Given problem:
Your answer should be one number: how many lines of the records hold the string "education".

Task material:
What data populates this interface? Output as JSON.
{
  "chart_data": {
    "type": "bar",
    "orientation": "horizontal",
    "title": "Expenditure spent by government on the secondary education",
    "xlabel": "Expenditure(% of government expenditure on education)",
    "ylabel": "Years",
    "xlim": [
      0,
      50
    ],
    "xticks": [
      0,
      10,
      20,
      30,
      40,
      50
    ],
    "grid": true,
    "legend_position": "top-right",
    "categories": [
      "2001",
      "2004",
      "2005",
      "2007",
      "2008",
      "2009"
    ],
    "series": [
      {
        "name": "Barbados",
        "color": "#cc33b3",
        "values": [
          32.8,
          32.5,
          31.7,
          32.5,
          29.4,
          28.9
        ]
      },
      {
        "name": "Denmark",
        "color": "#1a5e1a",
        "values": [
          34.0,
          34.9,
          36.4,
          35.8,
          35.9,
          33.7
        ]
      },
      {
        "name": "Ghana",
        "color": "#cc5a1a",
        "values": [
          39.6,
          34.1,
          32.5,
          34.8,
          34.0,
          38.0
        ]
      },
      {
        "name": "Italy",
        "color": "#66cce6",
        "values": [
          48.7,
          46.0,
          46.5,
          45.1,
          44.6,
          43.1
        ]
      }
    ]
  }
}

Result:
2